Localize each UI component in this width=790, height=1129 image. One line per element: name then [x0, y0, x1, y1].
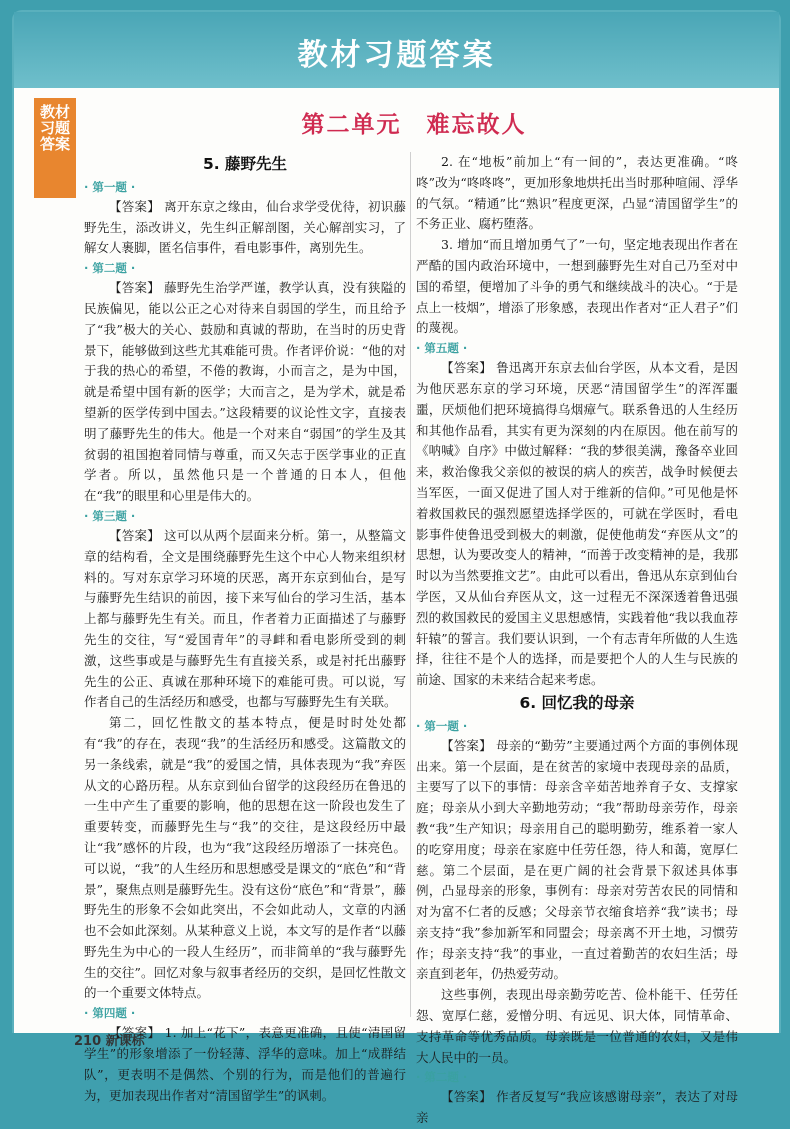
right-column [416, 152, 738, 1129]
answer-1: 【答案】 离开东京之缘由，仙台求学受优待，初识藤野先生，添改讲义，先生纠正解剖图，关心解剖实习，了解女人裹脚，匿名信事件，看电影事件，离别先生。 [84, 198, 406, 256]
question-heading-6-1: · 第一题 · [416, 718, 468, 733]
question-heading-5: · 第五题 · [416, 341, 468, 356]
answer-4: 【答案】 1. 加上“花下”，表意更准确，且使“清国留学生”的形象增添了一份轻薄、浮华的意味。加上“成群结队”，更表明不是偶然、个别的行为，而是他们的普遍行为，更加表现出作者对“清国留学生”的讽刺。 [84, 1025, 406, 1103]
question-heading-3: · 第三题 · [84, 508, 136, 523]
page-footer: 210 新课标 [74, 1034, 145, 1049]
answer-6-2: 【答案】 作者反复写“我应该感谢母亲”，表达了对母亲 [416, 1089, 738, 1126]
section-title-6: 6. 回忆我的母亲 [519, 693, 635, 712]
answer-4-part2: 2. 在“地板”前加上“有一间的”，表达更准确。“咚咚”改为“咚咚咚”，更加形象地烘托出当时那种喧闹、浮华的气氛。“精通”比“熟识”程度更深，凸显“清国留学生”的不务正业、腐朽堕落。 [416, 154, 738, 232]
answer-5: 【答案】 鲁迅离开东京去仙台学医，从本文看，是因为他厌恶东京的学习环境，厌恶“清国留学生”的浑浑噩噩，厌烦他们把环境搞得乌烟瘴气。联系鲁迅的人生经历和其他作品看，其实有更为深刻的内在原因。他在前写的《呐喊》自序》中做过解释：“我的梦很美满，豫备卒业回来，救治像我父亲似的被误的病人的疾苦，战争时候便去当军医，一面又促进了国人对于维新的信仰。”可见他是怀着救国救民的强烈愿望选择学医的，可就在学医时，看电影事件使鲁迅受到极大的刺激，促使他萌发“弃医从文”的思想，认为要改变人的精神，“而善于改变精神的是，我那时以为当然要推文艺”。由此可以看出，鲁迅从东京到仙台学医，又从仙台弃医从文，这一过程无不深深透着鲁迅强烈的救国救民的爱国主义思想感情，实践着他“我以我血荐轩辕”的誓言。我们要认识到，一个有志青年所做的人生选择，往往不是个人的选择，而是要把个人的人生与民族的前途、国家的未来结合起来考虑。 [416, 360, 738, 688]
left-column [84, 152, 406, 1106]
unit-title: 第二单元 难忘故人 [301, 112, 527, 138]
page [12, 10, 781, 1126]
answer-2: 【答案】 藤野先生治学严谨，教学认真，没有狭隘的民族偏见，能以公正之心对待来自弱国的学生，而且给予了“我”极大的关心、鼓励和真诚的帮助，在当时的历史背景下，能够做到这些尤其难能可贵。作者评价说：“他的对于我的热心的希望，不倦的教诲，小而言之，是为中国，就是希望中国有新的医学；大而言之，是为学术，就是希望新的医学传到中国去。”这段精要的议论性文字，直接表明了藤野先生的伟大。他是一个对来自“弱国”的学生及其贫弱的祖国抱着同情与尊重，而又矢志于医学事业的正直学者。所以，虽然他只是一个普通的日本人，但他在“我”的眼里和心里是伟大的。 [84, 280, 406, 504]
answer-4-part3: 3. 增加“而且增加勇气了”一句，坚定地表现出作者在严酷的国内政治环境中，一想到藤野先生对自己乃至对中国的希望，便增加了斗争的勇气和继续战斗的决心。“于是点上一枝烟”，增添了形象感，表现出作者对“正人君子”们的蔑视。 [416, 237, 738, 336]
answer-6-1: 【答案】 母亲的“勤劳”主要通过两个方面的事例体现出来。第一个层面，是在贫苦的家境中表现母亲的品质，主要写了以下的事情：母亲含辛茹苦地养育子女、支撑家庭；母亲从小到大辛勤地劳动；“我”帮助母亲劳作，母亲教“我”生产知识；母亲用自己的聪明勤劳，维系着一家人的吃穿用度；母亲在家庭中任劳任怨，待人和蔼，宽厚仁慈。第二个层面，是在更广阔的社会背景下叙述具体事例，凸显母亲的形象，事例有：母亲对劳苦农民的同情和对为富不仁者的反感；父母亲节衣缩食培养“我”读书；母亲支持“我”参加新军和同盟会；母亲离不开土地，习惯劳作；母亲支持“我”的事业，一直过着勤苦的农妇生活；母亲直到老年，仍热爱劳动。 [416, 737, 738, 982]
column-divider [410, 152, 411, 1017]
section-title-5: 5. 藤野先生 [202, 155, 288, 173]
side-tab: 教材习题答案 [34, 98, 76, 198]
banner [14, 12, 779, 88]
question-heading-4: · 第四题 · [84, 1006, 136, 1021]
answer-6-1-part2: 这些事例，表现出母亲勤劳吃苦、俭朴能干、任劳任怨、宽厚仁慈，爱憎分明、有远见、识大体，同情革命、支持革命等优秀品质。母亲既是一位普通的农妇，又是伟大人民中的一员。 [416, 987, 738, 1065]
question-heading-1: · 第一题 · [84, 179, 136, 194]
question-heading-2: · 第二题 · [84, 261, 136, 276]
answer-3: 【答案】 这可以从两个层面来分析。第一，从整篇文章的结构看，全文是围绕藤野先生这个中心人物来组织材料的。写对东京学习环境的厌恶，离开东京到仙台，是写与藤野先生结识的前因，接下来写仙台的学习生活，基本上都与藤野先生有关。而且，作者着力正面描述了与藤野先生的交往，写“爱国青年”的寻衅和看电影所受到的刺激，这些事或是与藤野先生有直接关系，或是衬托出藤野先生的公正、真诚在那种环境下的难能可贵。可以说，写作者自己的生活经历和感受，也都与写藤野先生有关联。 [84, 527, 406, 710]
answer-3-part2: 第二，回忆性散文的基本特点，便是时时处处都有“我”的存在，表现“我”的生活经历和感受。这篇散文的另一条线索，就是“我”的爱国之情，具体表现为“我”弃医从文的心路历程。从东京到仙台留学的这段经历在鲁迅的一生中产生了重要的影响，他的思想在这一阶段也发生了重要转变，而藤野先生与“我”的交往，是这段经历中最让“我”感怀的片段，也为“我”这段经历增添了一抹亮色。可以说，“我”的人生经历和思想感受是课文的“底色”和“背景”，聚焦点则是藤野先生。没有这份“底色”和“背景”，藤野先生的形象不会如此突出，不会如此动人，文章的内涵也不会如此深刻。从某种意义上说，本文写的是作者“以藤野先生为中心的一段人生经历”，而非简单的“我与藤野先生的交往”。回忆对象与叙事者经历的交织，是回忆性散文的一个重要文体特点。 [84, 715, 406, 1001]
question-heading-6-2: · 第二题 · [416, 1070, 468, 1085]
banner-title: 教材习题答案 [297, 38, 496, 73]
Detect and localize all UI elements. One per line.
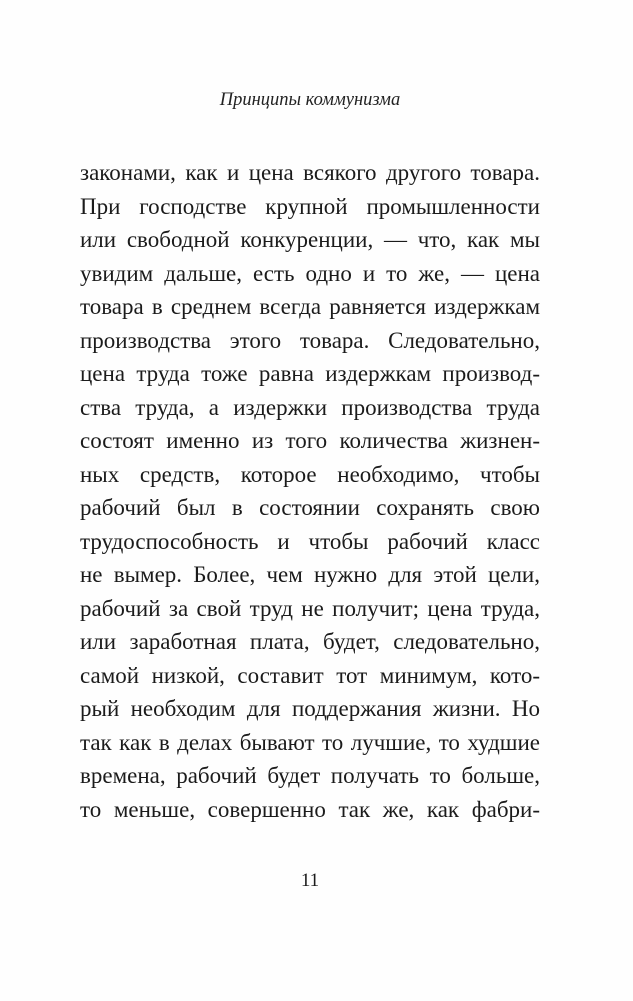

**Problem to solve**
Switch every "heading" in the lines above to "header" and leave everything else unchanged. Omit the pictures from your answer.

**Full response**
Localize each UI component in this width=790, height=1129 image. One line per element: name then [x0, y0, x1, y1].
right-column [416, 152, 738, 1129]
answer-1: 【答案】 离开东京之缘由，仙台求学受优待，初识藤野先生，添改讲义，先生纠正解剖图，关心解剖实习，了解女人裹脚，匿名信事件，看电影事件，离别先生。 [84, 198, 406, 256]
question-header-6-1: · 第一题 · [416, 718, 468, 733]
question-header-5: · 第五题 · [416, 341, 468, 356]
answer-4: 【答案】 1. 加上“花下”，表意更准确，且使“清国留学生”的形象增添了一份轻薄、浮华的意味。加上“成群结队”，更表明不是偶然、个别的行为，而是他们的普遍行为，更加表现出作者对“清国留学生”的讽刺。 [84, 1025, 406, 1103]
question-header-3: · 第三题 · [84, 508, 136, 523]
page-footer: 210 新课标 [74, 1034, 145, 1049]
answer-6-2: 【答案】 作者反复写“我应该感谢母亲”，表达了对母亲 [416, 1089, 738, 1126]
section-title-6: 6. 回忆我的母亲 [519, 693, 635, 712]
answer-4-part2: 2. 在“地板”前加上“有一间的”，表达更准确。“咚咚”改为“咚咚咚”，更加形象地烘托出当时那种喧闹、浮华的气氛。“精通”比“熟识”程度更深，凸显“清国留学生”的不务正业、腐朽堕落。 [416, 154, 738, 232]
answer-5: 【答案】 鲁迅离开东京去仙台学医，从本文看，是因为他厌恶东京的学习环境，厌恶“清国留学生”的浑浑噩噩，厌烦他们把环境搞得乌烟瘴气。联系鲁迅的人生经历和其他作品看，其实有更为深刻的内在原因。他在前写的《呐喊》自序》中做过解释：“我的梦很美满，豫备卒业回来，救治像我父亲似的被误的病人的疾苦，战争时候便去当军医，一面又促进了国人对于维新的信仰。”可见他是怀着救国救民的强烈愿望选择学医的，可就在学医时，看电影事件使鲁迅受到极大的刺激，促使他萌发“弃医从文”的思想，认为要改变人的精神，“而善于改变精神的是，我那时以为当然要推文艺”。由此可以看出，鲁迅从东京到仙台学医，又从仙台弃医从文，这一过程无不深深透着鲁迅强烈的救国救民的爱国主义思想感情，实践着他“我以我血荐轩辕”的誓言。我们要认识到，一个有志青年所做的人生选择，往往不是个人的选择，而是要把个人的人生与民族的前途、国家的未来结合起来考虑。 [416, 360, 738, 688]
left-column [84, 152, 406, 1106]
unit-title: 第二单元 难忘故人 [301, 112, 527, 138]
page [12, 10, 781, 1126]
answer-2: 【答案】 藤野先生治学严谨，教学认真，没有狭隘的民族偏见，能以公正之心对待来自弱国的学生，而且给予了“我”极大的关心、鼓励和真诚的帮助，在当时的历史背景下，能够做到这些尤其难能可贵。作者评价说：“他的对于我的热心的希望，不倦的教诲，小而言之，是为中国，就是希望中国有新的医学；大而言之，是为学术，就是希望新的医学传到中国去。”这段精要的议论性文字，直接表明了藤野先生的伟大。他是一个对来自“弱国”的学生及其贫弱的祖国抱着同情与尊重，而又矢志于医学事业的正直学者。所以，虽然他只是一个普通的日本人，但他在“我”的眼里和心里是伟大的。 [84, 280, 406, 504]
answer-4-part3: 3. 增加“而且增加勇气了”一句，坚定地表现出作者在严酷的国内政治环境中，一想到藤野先生对自己乃至对中国的希望，便增加了斗争的勇气和继续战斗的决心。“于是点上一枝烟”，增添了形象感，表现出作者对“正人君子”们的蔑视。 [416, 237, 738, 336]
answer-6-1: 【答案】 母亲的“勤劳”主要通过两个方面的事例体现出来。第一个层面，是在贫苦的家境中表现母亲的品质，主要写了以下的事情：母亲含辛茹苦地养育子女、支撑家庭；母亲从小到大辛勤地劳动；“我”帮助母亲劳作，母亲教“我”生产知识；母亲用自己的聪明勤劳，维系着一家人的吃穿用度；母亲在家庭中任劳任怨，待人和蔼，宽厚仁慈。第二个层面，是在更广阔的社会背景下叙述具体事例，凸显母亲的形象，事例有：母亲对劳苦农民的同情和对为富不仁者的反感；父母亲节衣缩食培养“我”读书；母亲支持“我”参加新军和同盟会；母亲离不开土地，习惯劳作；母亲支持“我”的事业，一直过着勤苦的农妇生活；母亲直到老年，仍热爱劳动。 [416, 737, 738, 982]
column-divider [410, 152, 411, 1017]
section-title-5: 5. 藤野先生 [202, 155, 288, 173]
side-tab: 教材习题答案 [34, 98, 76, 198]
banner [14, 12, 779, 88]
question-header-4: · 第四题 · [84, 1006, 136, 1021]
answer-6-1-part2: 这些事例，表现出母亲勤劳吃苦、俭朴能干、任劳任怨、宽厚仁慈，爱憎分明、有远见、识大体，同情革命、支持革命等优秀品质。母亲既是一位普通的农妇，又是伟大人民中的一员。 [416, 987, 738, 1065]
question-header-1: · 第一题 · [84, 179, 136, 194]
question-header-2: · 第二题 · [84, 261, 136, 276]
answer-3: 【答案】 这可以从两个层面来分析。第一，从整篇文章的结构看，全文是围绕藤野先生这个中心人物来组织材料的。写对东京学习环境的厌恶，离开东京到仙台，是写与藤野先生结识的前因，接下来写仙台的学习生活，基本上都与藤野先生有关。而且，作者着力正面描述了与藤野先生的交往，写“爱国青年”的寻衅和看电影所受到的刺激，这些事或是与藤野先生有直接关系，或是衬托出藤野先生的公正、真诚在那种环境下的难能可贵。可以说，写作者自己的生活经历和感受，也都与写藤野先生有关联。 [84, 527, 406, 710]
answer-3-part2: 第二，回忆性散文的基本特点，便是时时处处都有“我”的存在，表现“我”的生活经历和感受。这篇散文的另一条线索，就是“我”的爱国之情，具体表现为“我”弃医从文的心路历程。从东京到仙台留学的这段经历在鲁迅的一生中产生了重要的影响，他的思想在这一阶段也发生了重要转变，而藤野先生与“我”的交往，是这段经历中最让“我”感怀的片段，也为“我”这段经历增添了一抹亮色。可以说，“我”的人生经历和思想感受是课文的“底色”和“背景”，聚焦点则是藤野先生。没有这份“底色”和“背景”，藤野先生的形象不会如此突出，不会如此动人，文章的内涵也不会如此深刻。从某种意义上说，本文写的是作者“以藤野先生为中心的一段人生经历”，而非简单的“我与藤野先生的交往”。回忆对象与叙事者经历的交织，是回忆性散文的一个重要文体特点。 [84, 715, 406, 1001]
question-header-6-2: · 第二题 · [416, 1070, 468, 1085]
banner-title: 教材习题答案 [297, 38, 496, 73]
Detect and localize all UI elements. One per line.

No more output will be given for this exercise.